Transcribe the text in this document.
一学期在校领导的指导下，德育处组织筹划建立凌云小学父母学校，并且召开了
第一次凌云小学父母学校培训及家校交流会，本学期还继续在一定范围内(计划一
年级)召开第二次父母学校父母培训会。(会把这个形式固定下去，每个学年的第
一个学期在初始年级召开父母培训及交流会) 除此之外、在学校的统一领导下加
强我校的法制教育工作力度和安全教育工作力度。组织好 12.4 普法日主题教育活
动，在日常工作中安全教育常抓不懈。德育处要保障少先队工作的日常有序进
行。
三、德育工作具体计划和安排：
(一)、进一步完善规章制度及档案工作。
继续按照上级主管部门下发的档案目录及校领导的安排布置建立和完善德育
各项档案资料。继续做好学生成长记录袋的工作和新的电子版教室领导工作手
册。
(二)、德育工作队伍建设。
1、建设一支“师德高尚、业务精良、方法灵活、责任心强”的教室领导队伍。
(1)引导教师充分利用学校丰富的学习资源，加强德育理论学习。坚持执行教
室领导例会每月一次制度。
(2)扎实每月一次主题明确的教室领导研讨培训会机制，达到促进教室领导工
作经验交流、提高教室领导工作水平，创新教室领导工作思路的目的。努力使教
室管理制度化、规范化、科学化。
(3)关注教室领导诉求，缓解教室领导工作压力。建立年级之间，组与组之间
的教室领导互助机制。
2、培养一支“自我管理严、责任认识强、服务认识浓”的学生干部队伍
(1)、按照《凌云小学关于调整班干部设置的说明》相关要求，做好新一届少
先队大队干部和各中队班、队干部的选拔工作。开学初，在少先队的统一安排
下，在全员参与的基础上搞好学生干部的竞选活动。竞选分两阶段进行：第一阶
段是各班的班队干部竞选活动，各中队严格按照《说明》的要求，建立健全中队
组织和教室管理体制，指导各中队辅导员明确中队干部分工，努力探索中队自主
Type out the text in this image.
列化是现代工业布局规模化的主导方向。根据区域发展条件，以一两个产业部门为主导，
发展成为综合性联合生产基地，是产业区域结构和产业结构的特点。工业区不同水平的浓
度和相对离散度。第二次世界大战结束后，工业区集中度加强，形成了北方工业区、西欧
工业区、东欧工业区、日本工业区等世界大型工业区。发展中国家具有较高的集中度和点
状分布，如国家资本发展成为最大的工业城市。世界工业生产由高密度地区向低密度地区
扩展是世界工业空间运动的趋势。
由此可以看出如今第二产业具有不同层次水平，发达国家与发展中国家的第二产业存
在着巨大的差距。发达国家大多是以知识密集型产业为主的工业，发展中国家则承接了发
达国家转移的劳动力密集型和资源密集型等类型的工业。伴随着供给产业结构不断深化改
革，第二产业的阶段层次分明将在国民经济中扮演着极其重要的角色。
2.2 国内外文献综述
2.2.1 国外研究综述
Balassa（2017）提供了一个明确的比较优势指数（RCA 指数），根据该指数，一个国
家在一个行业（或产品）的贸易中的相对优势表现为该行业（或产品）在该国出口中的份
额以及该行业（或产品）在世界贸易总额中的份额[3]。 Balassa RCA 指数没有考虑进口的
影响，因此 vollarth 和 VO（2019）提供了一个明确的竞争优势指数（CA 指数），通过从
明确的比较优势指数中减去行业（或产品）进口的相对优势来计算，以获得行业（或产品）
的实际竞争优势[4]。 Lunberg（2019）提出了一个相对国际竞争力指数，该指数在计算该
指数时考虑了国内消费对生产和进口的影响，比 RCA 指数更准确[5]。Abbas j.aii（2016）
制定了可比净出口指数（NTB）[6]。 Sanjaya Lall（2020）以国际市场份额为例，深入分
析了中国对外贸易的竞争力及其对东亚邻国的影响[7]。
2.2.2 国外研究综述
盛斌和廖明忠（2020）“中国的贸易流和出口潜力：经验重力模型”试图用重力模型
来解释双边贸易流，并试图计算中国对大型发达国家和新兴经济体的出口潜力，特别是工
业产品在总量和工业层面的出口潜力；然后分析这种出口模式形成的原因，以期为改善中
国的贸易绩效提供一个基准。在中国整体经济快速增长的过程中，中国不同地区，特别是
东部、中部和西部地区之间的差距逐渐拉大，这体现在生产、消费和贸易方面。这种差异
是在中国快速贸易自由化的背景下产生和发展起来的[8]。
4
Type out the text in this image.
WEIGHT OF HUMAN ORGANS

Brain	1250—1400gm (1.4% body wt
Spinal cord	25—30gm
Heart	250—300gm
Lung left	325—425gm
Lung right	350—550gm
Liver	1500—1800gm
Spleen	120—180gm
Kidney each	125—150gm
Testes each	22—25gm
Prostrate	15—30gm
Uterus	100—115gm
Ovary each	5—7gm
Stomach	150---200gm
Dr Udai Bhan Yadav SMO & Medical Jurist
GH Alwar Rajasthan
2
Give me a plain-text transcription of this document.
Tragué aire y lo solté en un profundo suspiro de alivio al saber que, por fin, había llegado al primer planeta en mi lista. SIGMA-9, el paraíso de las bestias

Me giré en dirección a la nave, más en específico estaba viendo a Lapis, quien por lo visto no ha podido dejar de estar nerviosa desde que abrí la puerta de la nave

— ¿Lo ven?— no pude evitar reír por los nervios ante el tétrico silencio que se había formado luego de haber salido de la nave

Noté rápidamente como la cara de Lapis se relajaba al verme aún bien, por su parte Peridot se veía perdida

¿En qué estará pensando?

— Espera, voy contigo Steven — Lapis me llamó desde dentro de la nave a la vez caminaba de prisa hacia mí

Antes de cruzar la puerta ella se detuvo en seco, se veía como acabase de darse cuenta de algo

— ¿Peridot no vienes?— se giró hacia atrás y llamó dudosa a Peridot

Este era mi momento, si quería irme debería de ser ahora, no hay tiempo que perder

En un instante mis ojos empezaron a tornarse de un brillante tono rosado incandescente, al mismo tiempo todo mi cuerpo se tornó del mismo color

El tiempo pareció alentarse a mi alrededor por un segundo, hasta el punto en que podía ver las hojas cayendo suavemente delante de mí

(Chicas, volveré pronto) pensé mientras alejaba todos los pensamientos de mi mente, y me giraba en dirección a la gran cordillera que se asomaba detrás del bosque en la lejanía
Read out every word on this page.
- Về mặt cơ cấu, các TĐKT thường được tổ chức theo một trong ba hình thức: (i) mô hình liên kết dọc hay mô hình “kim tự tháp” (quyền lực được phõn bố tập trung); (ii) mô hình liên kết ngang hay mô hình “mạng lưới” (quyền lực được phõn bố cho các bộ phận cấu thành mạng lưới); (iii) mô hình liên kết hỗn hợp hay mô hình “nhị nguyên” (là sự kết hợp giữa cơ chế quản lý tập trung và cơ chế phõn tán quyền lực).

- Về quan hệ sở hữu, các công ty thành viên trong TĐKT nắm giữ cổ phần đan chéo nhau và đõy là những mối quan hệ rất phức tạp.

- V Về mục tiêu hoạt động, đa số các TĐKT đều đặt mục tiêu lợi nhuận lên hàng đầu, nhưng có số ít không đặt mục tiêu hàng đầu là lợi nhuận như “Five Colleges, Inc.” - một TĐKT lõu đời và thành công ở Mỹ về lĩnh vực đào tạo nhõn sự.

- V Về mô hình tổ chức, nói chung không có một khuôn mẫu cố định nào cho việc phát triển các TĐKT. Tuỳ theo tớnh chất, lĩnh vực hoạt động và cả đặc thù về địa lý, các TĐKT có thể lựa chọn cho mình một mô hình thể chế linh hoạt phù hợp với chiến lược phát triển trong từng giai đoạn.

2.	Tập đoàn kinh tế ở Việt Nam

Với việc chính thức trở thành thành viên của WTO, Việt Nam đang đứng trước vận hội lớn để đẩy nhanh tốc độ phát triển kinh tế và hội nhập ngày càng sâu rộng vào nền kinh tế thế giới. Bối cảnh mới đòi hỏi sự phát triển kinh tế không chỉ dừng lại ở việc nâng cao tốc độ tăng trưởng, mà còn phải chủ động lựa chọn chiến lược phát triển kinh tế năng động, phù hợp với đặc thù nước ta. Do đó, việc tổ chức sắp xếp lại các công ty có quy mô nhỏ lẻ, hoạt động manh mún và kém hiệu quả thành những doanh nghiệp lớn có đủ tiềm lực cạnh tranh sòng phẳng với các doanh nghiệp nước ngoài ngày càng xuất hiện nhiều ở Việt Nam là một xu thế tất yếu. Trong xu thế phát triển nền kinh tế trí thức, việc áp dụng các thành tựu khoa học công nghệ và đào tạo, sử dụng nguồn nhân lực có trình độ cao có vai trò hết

-------

Exercise instructions:
From the entries above, pull out each line that includes "Peridot".

Result for this task:
Noté rápidamente como la cara de Lapis se relajaba al verme aún bien, por su parte Peridot se veía perdida
— ¿Peridot no vienes?— se giró hacia atrás y llamó dudosa a Peridot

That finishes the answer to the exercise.